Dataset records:
▼▼▼

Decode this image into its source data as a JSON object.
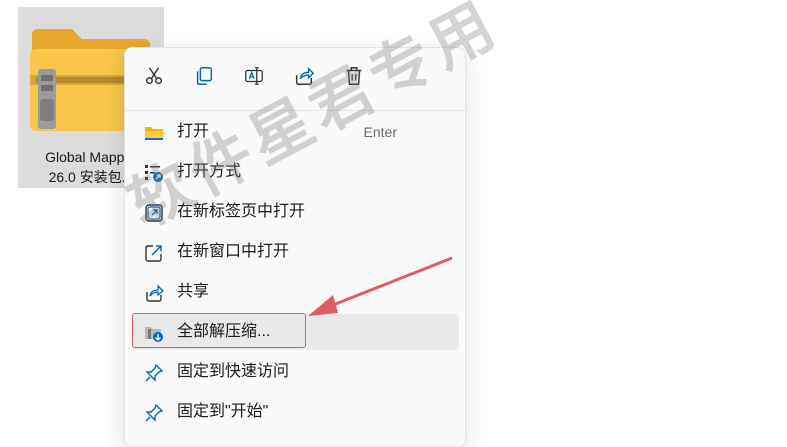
{
  "file": {
    "name_line1": "Global Mapper",
    "name_line2": "26.0 安装包...",
    "icon": "zip-folder-icon"
  },
  "toolbar": {
    "cut_icon": "scissors-icon",
    "copy_icon": "copy-icon",
    "rename_icon": "rename-icon",
    "share_icon": "share-icon",
    "delete_icon": "trash-icon"
  },
  "menu": {
    "items": [
      {
        "label": "打开",
        "shortcut": "Enter",
        "icon": "folder-open-icon"
      },
      {
        "label": "打开方式",
        "icon": "open-with-icon"
      },
      {
        "label": "在新标签页中打开",
        "icon": "new-tab-icon"
      },
      {
        "label": "在新窗口中打开",
        "icon": "new-window-icon"
      },
      {
        "label": "共享",
        "icon": "share-icon"
      },
      {
        "label": "全部解压缩...",
        "icon": "extract-icon"
      },
      {
        "label": "固定到快速访问",
        "icon": "pin-icon"
      },
      {
        "label": "固定到\"开始\"",
        "icon": "pin-icon"
      }
    ]
  },
  "watermark": {
    "text": "软件星君专用"
  },
  "colors": {
    "accent": "#0067c0",
    "annotation": "#e25a64",
    "folder": "#f7c64a"
  }
}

▲▲▲

*EXERCISE OBJECTIVE:* Every line holding "open" should be copied out.

*EXPECTED ANSWER:*
        "icon": "folder-open-icon"
        "icon": "open-with-icon"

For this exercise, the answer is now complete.